→ RECORDS SUPPLIED:
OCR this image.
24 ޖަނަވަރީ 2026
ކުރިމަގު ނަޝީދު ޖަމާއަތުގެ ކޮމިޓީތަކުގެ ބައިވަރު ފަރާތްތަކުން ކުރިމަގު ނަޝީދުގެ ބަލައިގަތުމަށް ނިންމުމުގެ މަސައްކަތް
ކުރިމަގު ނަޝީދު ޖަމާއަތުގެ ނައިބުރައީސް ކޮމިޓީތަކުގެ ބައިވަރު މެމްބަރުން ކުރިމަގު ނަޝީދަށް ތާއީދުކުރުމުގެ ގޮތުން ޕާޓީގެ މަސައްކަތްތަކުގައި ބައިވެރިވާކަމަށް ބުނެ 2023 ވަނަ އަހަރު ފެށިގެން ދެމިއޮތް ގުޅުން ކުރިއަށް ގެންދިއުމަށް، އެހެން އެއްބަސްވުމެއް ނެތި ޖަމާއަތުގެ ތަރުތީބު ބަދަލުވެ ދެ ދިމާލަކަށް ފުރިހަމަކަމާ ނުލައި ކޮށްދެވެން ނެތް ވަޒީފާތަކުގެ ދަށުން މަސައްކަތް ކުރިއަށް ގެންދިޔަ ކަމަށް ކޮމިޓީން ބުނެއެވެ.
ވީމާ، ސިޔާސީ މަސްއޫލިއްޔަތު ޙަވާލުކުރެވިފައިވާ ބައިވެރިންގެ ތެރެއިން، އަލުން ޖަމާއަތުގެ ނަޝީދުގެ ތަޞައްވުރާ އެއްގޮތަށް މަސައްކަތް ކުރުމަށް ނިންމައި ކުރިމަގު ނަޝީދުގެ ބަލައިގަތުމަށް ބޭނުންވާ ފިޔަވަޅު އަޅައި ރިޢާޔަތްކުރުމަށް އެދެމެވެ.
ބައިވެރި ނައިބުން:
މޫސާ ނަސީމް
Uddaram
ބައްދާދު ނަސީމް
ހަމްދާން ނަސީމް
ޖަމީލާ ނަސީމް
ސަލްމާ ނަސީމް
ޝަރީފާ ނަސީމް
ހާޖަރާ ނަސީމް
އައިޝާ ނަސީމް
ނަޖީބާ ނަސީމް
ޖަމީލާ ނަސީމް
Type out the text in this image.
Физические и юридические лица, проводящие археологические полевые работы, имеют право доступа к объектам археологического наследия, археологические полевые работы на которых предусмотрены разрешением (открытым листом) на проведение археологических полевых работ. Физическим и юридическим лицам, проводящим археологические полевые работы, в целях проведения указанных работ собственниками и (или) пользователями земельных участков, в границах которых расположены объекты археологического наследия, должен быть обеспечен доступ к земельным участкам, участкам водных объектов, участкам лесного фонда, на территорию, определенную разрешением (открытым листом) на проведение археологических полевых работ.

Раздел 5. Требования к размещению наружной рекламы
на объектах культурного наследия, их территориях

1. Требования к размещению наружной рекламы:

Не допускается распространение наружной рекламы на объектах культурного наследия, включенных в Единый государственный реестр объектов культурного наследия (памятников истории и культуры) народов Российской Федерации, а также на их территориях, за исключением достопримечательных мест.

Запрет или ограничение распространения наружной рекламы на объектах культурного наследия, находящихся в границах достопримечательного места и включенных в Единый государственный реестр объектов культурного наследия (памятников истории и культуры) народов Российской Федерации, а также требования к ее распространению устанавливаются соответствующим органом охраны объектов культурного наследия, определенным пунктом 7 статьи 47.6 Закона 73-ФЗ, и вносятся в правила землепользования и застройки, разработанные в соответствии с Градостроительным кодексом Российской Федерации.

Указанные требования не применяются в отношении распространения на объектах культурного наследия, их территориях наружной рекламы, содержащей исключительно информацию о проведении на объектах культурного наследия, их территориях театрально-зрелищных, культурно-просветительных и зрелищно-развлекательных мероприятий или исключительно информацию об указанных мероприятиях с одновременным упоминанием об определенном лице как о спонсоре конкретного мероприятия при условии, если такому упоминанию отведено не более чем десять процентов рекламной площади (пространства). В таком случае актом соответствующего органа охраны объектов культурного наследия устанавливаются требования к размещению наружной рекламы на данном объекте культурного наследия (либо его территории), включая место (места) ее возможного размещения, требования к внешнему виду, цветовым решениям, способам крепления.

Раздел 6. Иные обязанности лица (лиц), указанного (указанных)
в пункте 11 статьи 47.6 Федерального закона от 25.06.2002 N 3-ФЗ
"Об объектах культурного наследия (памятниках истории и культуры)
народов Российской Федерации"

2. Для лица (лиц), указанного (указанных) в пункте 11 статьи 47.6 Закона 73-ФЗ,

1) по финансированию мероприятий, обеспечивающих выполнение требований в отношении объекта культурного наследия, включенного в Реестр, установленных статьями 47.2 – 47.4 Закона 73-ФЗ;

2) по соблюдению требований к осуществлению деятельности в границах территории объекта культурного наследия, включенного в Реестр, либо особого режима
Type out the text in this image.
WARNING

→ INSTRUCTION: Copy every line from the entries that contains the word "Раздел".

→ EXPECTED ANSWER:
Раздел 5. Требования к размещению наружной рекламы
Раздел 6. Иные обязанности лица (лиц), указанного (указанных)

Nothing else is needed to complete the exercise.